(Stored data entries)
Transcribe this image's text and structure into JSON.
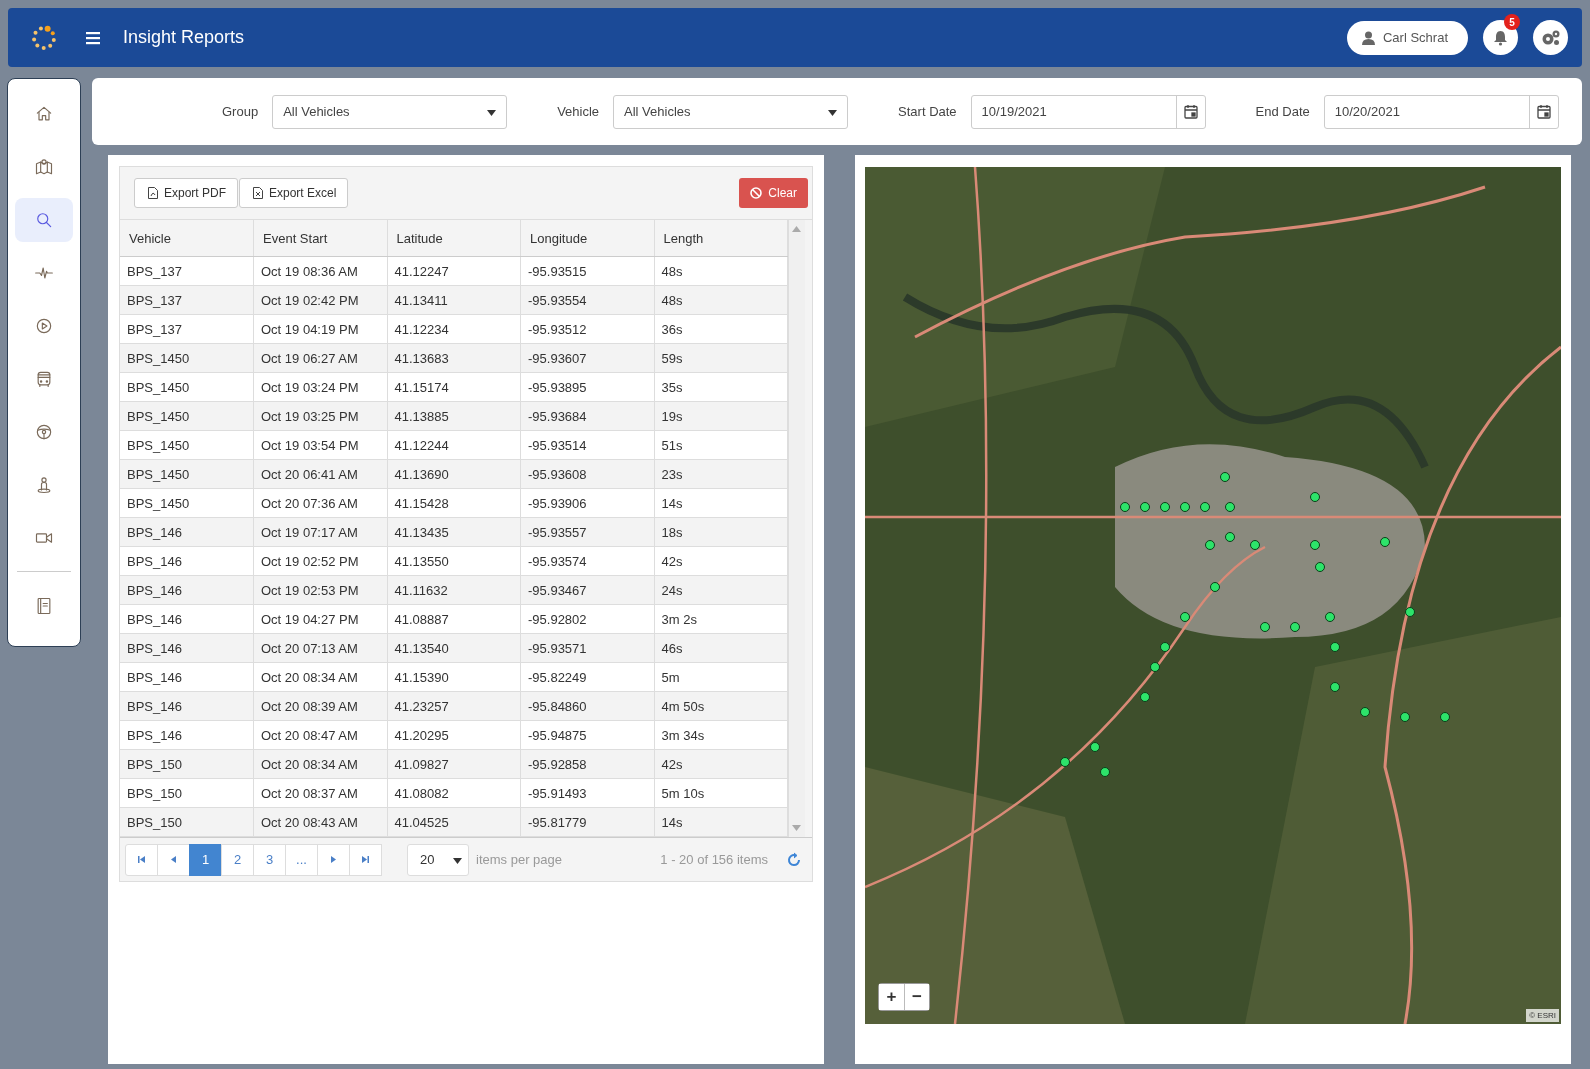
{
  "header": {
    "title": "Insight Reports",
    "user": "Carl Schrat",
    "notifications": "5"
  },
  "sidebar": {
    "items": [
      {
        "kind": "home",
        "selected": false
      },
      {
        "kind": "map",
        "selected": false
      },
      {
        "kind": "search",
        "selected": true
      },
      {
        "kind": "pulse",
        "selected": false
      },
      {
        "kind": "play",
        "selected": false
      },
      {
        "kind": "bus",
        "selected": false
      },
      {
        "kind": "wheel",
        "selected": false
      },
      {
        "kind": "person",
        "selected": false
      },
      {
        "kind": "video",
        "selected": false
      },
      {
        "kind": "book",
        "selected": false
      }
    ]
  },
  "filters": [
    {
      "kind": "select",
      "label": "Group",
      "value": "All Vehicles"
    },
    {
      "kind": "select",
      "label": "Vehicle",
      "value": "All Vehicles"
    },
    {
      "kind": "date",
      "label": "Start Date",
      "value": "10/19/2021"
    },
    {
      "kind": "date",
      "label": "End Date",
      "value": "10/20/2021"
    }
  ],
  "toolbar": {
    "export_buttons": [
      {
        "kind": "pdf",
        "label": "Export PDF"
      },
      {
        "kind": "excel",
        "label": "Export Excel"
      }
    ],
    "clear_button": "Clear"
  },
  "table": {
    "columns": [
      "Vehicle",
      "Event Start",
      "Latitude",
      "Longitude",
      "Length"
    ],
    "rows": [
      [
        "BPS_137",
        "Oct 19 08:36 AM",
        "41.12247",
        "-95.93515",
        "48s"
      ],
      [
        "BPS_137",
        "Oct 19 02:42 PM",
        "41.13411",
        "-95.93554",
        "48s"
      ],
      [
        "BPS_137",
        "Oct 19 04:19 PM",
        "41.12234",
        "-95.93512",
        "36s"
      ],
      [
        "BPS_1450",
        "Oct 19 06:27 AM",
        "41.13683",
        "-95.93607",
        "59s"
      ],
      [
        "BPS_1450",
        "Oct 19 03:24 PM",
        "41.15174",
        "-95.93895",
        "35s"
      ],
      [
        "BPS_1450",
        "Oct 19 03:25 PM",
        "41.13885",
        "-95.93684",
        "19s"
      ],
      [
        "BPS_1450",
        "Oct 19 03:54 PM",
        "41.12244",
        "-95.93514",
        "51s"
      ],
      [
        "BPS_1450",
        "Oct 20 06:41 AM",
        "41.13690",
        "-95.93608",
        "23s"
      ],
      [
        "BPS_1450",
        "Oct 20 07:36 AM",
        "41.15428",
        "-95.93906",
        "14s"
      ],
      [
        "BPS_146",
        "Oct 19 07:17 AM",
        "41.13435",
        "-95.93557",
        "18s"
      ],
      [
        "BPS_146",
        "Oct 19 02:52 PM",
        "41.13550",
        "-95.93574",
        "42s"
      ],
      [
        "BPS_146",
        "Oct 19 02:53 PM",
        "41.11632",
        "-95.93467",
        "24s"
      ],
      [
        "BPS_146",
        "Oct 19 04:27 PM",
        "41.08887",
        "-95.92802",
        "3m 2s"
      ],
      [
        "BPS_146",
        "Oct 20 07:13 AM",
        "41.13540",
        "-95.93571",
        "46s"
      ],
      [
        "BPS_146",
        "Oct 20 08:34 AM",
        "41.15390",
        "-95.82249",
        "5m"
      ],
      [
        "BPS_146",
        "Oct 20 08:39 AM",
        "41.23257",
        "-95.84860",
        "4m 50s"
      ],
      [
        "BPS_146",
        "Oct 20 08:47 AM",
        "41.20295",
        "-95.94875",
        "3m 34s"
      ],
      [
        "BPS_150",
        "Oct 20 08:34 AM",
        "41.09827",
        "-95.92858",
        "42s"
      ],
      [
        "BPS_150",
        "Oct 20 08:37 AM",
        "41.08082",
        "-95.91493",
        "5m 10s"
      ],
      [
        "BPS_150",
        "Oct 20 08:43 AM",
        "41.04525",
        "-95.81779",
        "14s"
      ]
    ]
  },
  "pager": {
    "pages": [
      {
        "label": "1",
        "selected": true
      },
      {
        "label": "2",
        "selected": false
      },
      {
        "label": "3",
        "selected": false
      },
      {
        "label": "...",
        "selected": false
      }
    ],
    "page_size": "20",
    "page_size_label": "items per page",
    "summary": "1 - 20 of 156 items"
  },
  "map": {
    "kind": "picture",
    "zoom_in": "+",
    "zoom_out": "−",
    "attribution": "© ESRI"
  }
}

PROBLEM DETAILS: Which lines of the material contain the string "items"? List each of them.

EXERCISE RESPONSE:
    "items": [
    "page_size_label": "items per page",
    "summary": "1 - 20 of 156 items"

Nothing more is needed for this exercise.